--- begin ---

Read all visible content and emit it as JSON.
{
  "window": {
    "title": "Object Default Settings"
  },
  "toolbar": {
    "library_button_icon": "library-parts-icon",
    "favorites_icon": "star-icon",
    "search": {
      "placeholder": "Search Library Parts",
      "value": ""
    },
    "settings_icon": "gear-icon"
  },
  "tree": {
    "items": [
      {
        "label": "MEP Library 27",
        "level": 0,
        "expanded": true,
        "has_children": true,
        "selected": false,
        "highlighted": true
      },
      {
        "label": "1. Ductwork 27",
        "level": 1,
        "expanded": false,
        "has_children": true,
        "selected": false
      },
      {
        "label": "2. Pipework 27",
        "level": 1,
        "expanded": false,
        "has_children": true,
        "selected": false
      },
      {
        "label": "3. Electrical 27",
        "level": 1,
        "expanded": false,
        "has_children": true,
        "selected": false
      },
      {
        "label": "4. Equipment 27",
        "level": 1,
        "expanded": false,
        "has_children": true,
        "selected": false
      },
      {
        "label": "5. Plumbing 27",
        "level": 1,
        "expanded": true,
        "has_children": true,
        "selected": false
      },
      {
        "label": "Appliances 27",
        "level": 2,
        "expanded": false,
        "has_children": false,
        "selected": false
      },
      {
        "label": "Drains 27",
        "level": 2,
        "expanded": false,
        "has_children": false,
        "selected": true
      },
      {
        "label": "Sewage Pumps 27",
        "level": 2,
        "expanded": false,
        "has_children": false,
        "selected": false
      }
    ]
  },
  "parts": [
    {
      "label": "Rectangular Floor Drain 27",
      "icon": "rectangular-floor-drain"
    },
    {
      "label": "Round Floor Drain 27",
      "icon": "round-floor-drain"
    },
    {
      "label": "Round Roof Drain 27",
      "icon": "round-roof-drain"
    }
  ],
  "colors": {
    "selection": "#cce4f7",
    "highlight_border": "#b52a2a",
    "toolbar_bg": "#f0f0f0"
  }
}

--- end ---

**Description of the task:** Whenever "label" turns up in a line, pick that line out.

**Task answer:**
        "label": "MEP Library 27",
        "label": "1. Ductwork 27",
        "label": "2. Pipework 27",
        "label": "3. Electrical 27",
        "label": "4. Equipment 27",
        "label": "5. Plumbing 27",
        "label": "Appliances 27",
        "label": "Drains 27",
        "label": "Sewage Pumps 27",
      "label": "Rectangular Floor Drain 27",
      "label": "Round Floor Drain 27",
      "label": "Round Roof Drain 27",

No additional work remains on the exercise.